### What is being asked
Repeat the material below word for word and leave out all pictures.

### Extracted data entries

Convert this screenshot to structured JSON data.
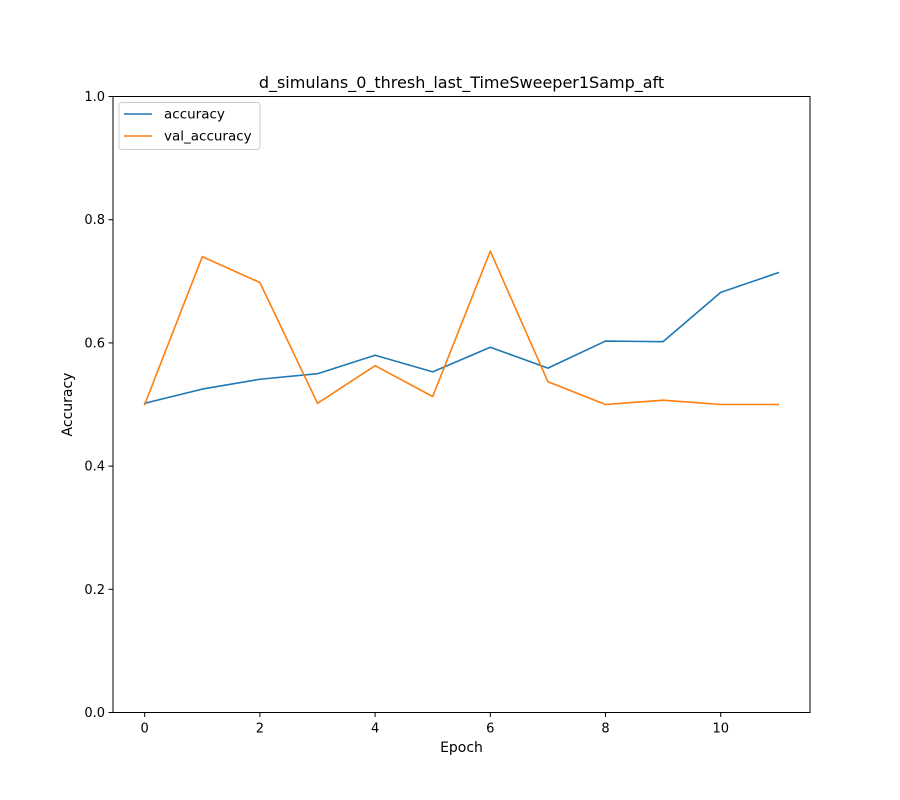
{
  "chart_data": {
    "type": "line",
    "title": "d_simulans_0_thresh_last_TimeSweeper1Samp_aft",
    "xlabel": "Epoch",
    "ylabel": "Accuracy",
    "xlim": [
      -0.55,
      11.55
    ],
    "ylim": [
      0.0,
      1.0
    ],
    "xticks": [
      0,
      2,
      4,
      6,
      8,
      10
    ],
    "yticks": [
      0.0,
      0.2,
      0.4,
      0.6,
      0.8,
      1.0
    ],
    "x": [
      0,
      1,
      2,
      3,
      4,
      5,
      6,
      7,
      8,
      9,
      10,
      11
    ],
    "grid": false,
    "legend_position": "top-left",
    "series": [
      {
        "name": "accuracy",
        "color": "#1f77b4",
        "values": [
          0.502,
          0.525,
          0.541,
          0.55,
          0.58,
          0.553,
          0.593,
          0.559,
          0.603,
          0.602,
          0.682,
          0.714
        ]
      },
      {
        "name": "val_accuracy",
        "color": "#ff7f0e",
        "values": [
          0.5,
          0.74,
          0.698,
          0.502,
          0.563,
          0.513,
          0.749,
          0.537,
          0.5,
          0.507,
          0.5,
          0.5
        ]
      }
    ]
  }
}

### Result of the task
Convert this screenshot to structured JSON data.
{
  "chart_data": {
    "type": "line",
    "title": "d_simulans_0_thresh_last_TimeSweeper1Samp_aft",
    "xlabel": "Epoch",
    "ylabel": "Accuracy",
    "xlim": [
      -0.55,
      11.55
    ],
    "ylim": [
      0.0,
      1.0
    ],
    "xticks": [
      0,
      2,
      4,
      6,
      8,
      10
    ],
    "yticks": [
      0.0,
      0.2,
      0.4,
      0.6,
      0.8,
      1.0
    ],
    "x": [
      0,
      1,
      2,
      3,
      4,
      5,
      6,
      7,
      8,
      9,
      10,
      11
    ],
    "grid": false,
    "legend_position": "top-left",
    "series": [
      {
        "name": "accuracy",
        "color": "#1f77b4",
        "values": [
          0.502,
          0.525,
          0.541,
          0.55,
          0.58,
          0.553,
          0.593,
          0.559,
          0.603,
          0.602,
          0.682,
          0.714
        ]
      },
      {
        "name": "val_accuracy",
        "color": "#ff7f0e",
        "values": [
          0.5,
          0.74,
          0.698,
          0.502,
          0.563,
          0.513,
          0.749,
          0.537,
          0.5,
          0.507,
          0.5,
          0.5
        ]
      }
    ]
  }
}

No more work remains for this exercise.